# [Exercise prompt]
What number of lines hold the word "icon"? State that number and nothing besides.

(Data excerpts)
========================================

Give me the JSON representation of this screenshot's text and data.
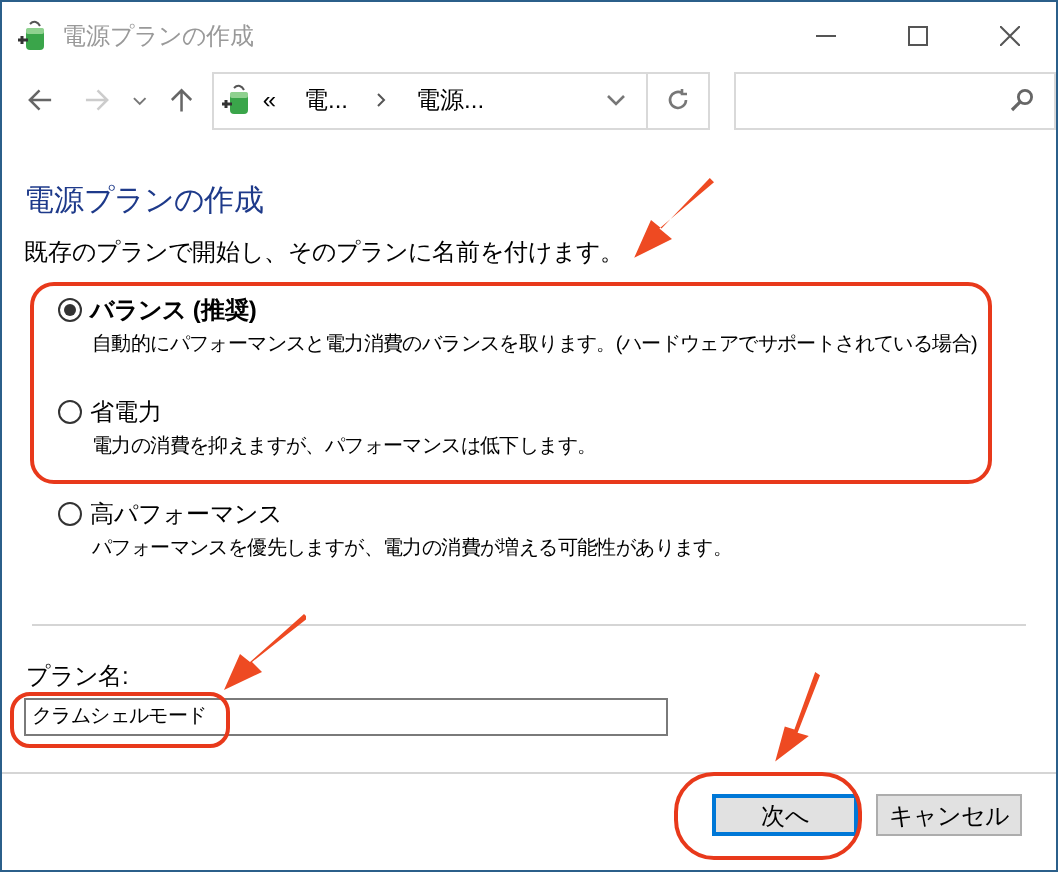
{
  "window": {
    "title": "電源プランの作成"
  },
  "address_bar": {
    "overflow": "«",
    "crumbs": [
      "電...",
      "電源..."
    ]
  },
  "heading": "電源プランの作成",
  "intro": "既存のプランで開始し、そのプランに名前を付けます。",
  "plans": [
    {
      "label": "バランス (推奨)",
      "description": "自動的にパフォーマンスと電力消費のバランスを取ります。(ハードウェアでサポートされている場合)",
      "selected": true
    },
    {
      "label": "省電力",
      "description": "電力の消費を抑えますが、パフォーマンスは低下します。",
      "selected": false
    },
    {
      "label": "高パフォーマンス",
      "description": "パフォーマンスを優先しますが、電力の消費が増える可能性があります。",
      "selected": false
    }
  ],
  "plan_name": {
    "label": "プラン名:",
    "value": "クラムシェルモード"
  },
  "buttons": [
    {
      "label": "次へ",
      "kind": "default"
    },
    {
      "label": "キャンセル",
      "kind": "normal"
    }
  ]
}
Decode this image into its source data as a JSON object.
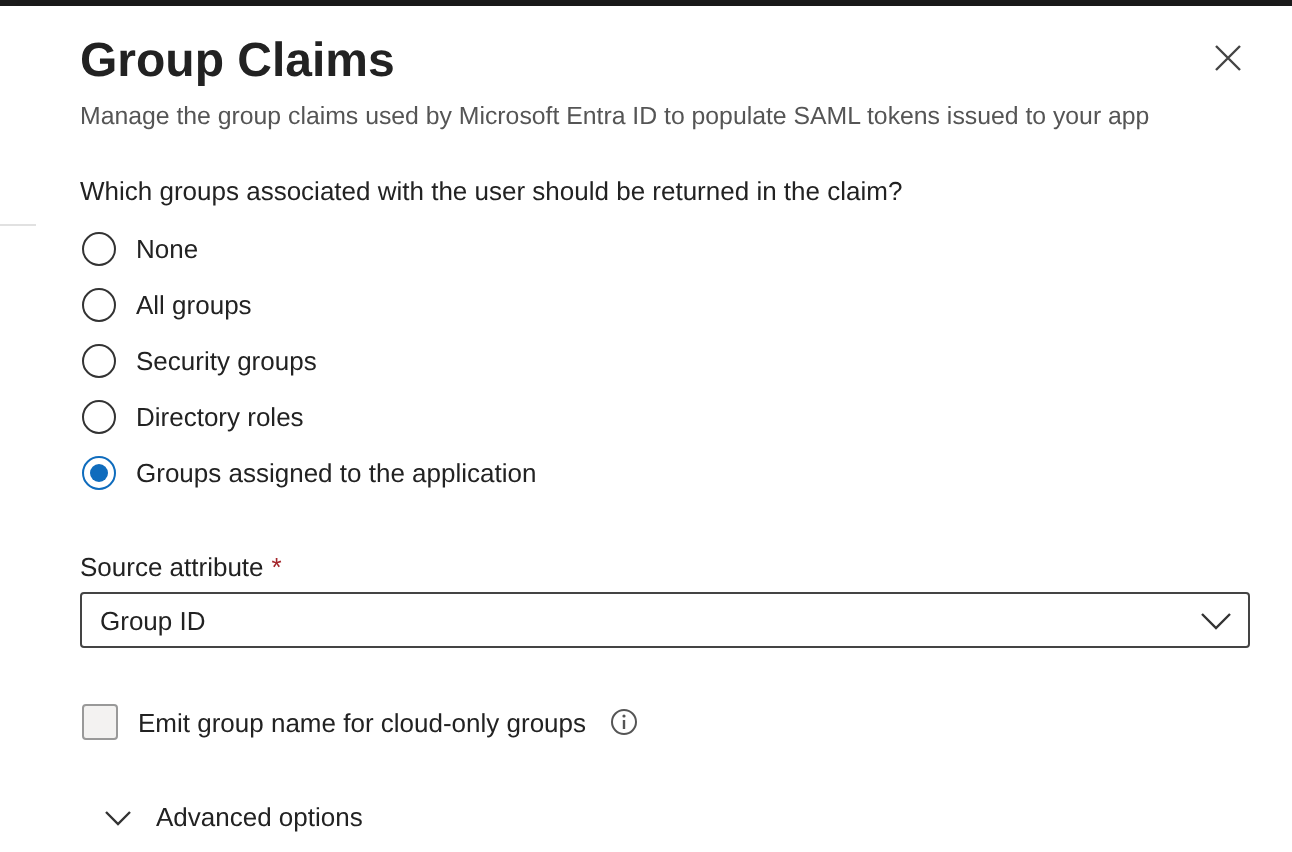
{
  "panel": {
    "title": "Group Claims",
    "subtitle": "Manage the group claims used by Microsoft Entra ID to populate SAML tokens issued to your app"
  },
  "question": "Which groups associated with the user should be returned in the claim?",
  "options": [
    {
      "label": "None",
      "selected": false
    },
    {
      "label": "All groups",
      "selected": false
    },
    {
      "label": "Security groups",
      "selected": false
    },
    {
      "label": "Directory roles",
      "selected": false
    },
    {
      "label": "Groups assigned to the application",
      "selected": true
    }
  ],
  "source_attribute": {
    "label": "Source attribute",
    "required_mark": "*",
    "value": "Group ID"
  },
  "emit_checkbox": {
    "label": "Emit group name for cloud-only groups",
    "checked": false
  },
  "advanced": {
    "label": "Advanced options",
    "expanded": false
  }
}
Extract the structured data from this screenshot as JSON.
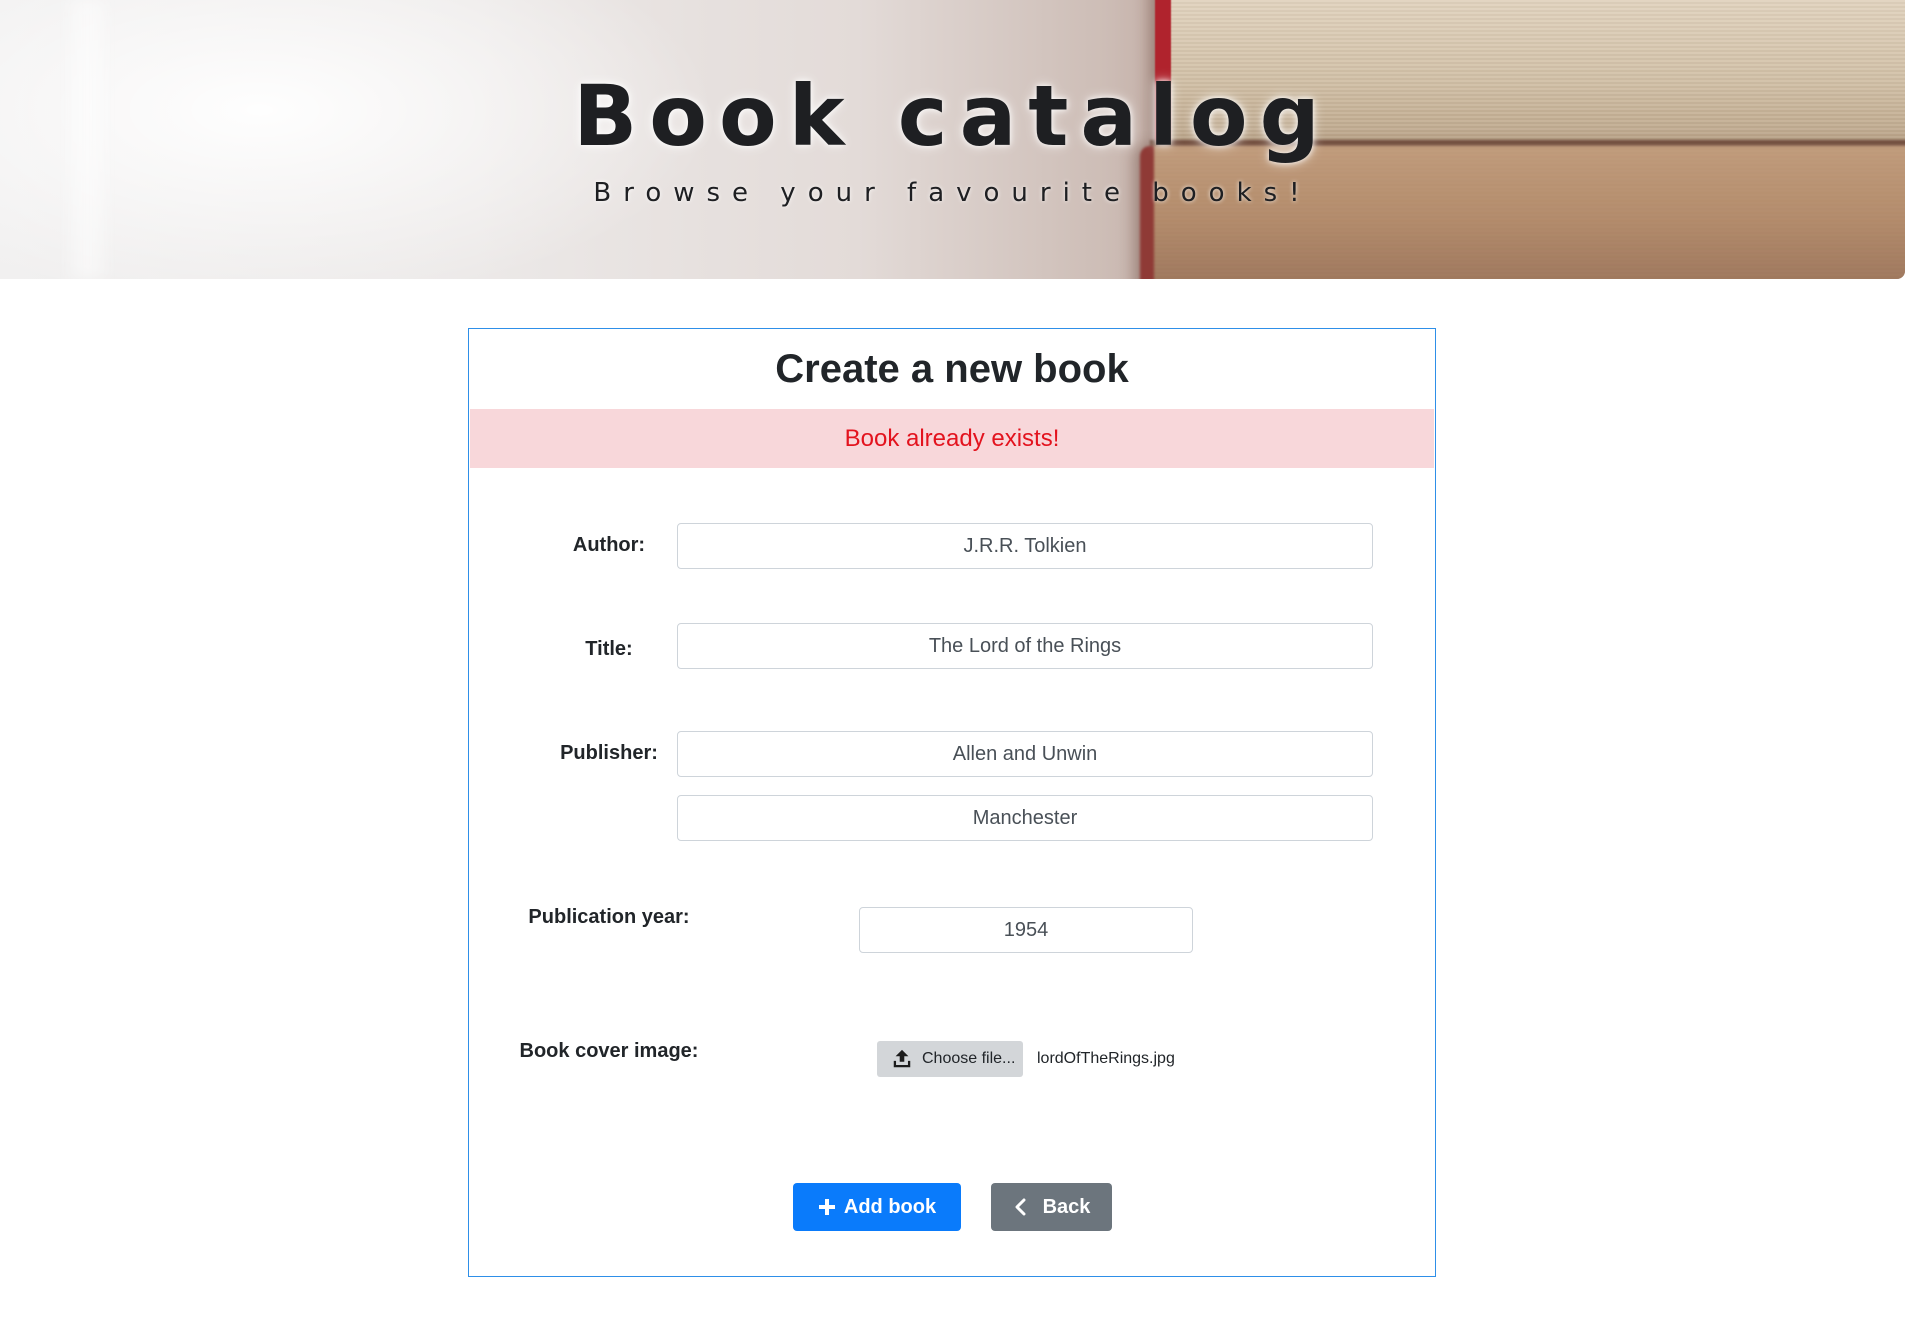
{
  "header": {
    "title": "Book catalog",
    "subtitle": "Browse your favourite books!"
  },
  "form": {
    "heading": "Create a new book",
    "alert": "Book already exists!",
    "author": {
      "label": "Author:",
      "value": "J.R.R. Tolkien"
    },
    "title": {
      "label": "Title:",
      "value": "The Lord of the Rings"
    },
    "publisher": {
      "label": "Publisher:",
      "name_value": "Allen and Unwin",
      "city_value": "Manchester"
    },
    "publication_year": {
      "label": "Publication year:",
      "value": "1954"
    },
    "cover": {
      "label": "Book cover image:",
      "button_label": "Choose file...",
      "file_name": "lordOfTheRings.jpg",
      "icon": "upload-icon"
    },
    "buttons": {
      "add": {
        "label": "Add book",
        "icon": "plus-icon"
      },
      "back": {
        "label": "Back",
        "icon": "chevron-left-icon"
      }
    }
  },
  "colors": {
    "card_border": "#2e8fe8",
    "alert_bg": "#f8d7da",
    "alert_text": "#e3131e",
    "primary": "#0a7bfb",
    "secondary": "#6c757d",
    "file_button": "#d3d6d9"
  }
}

========================================

# [Complete response]
3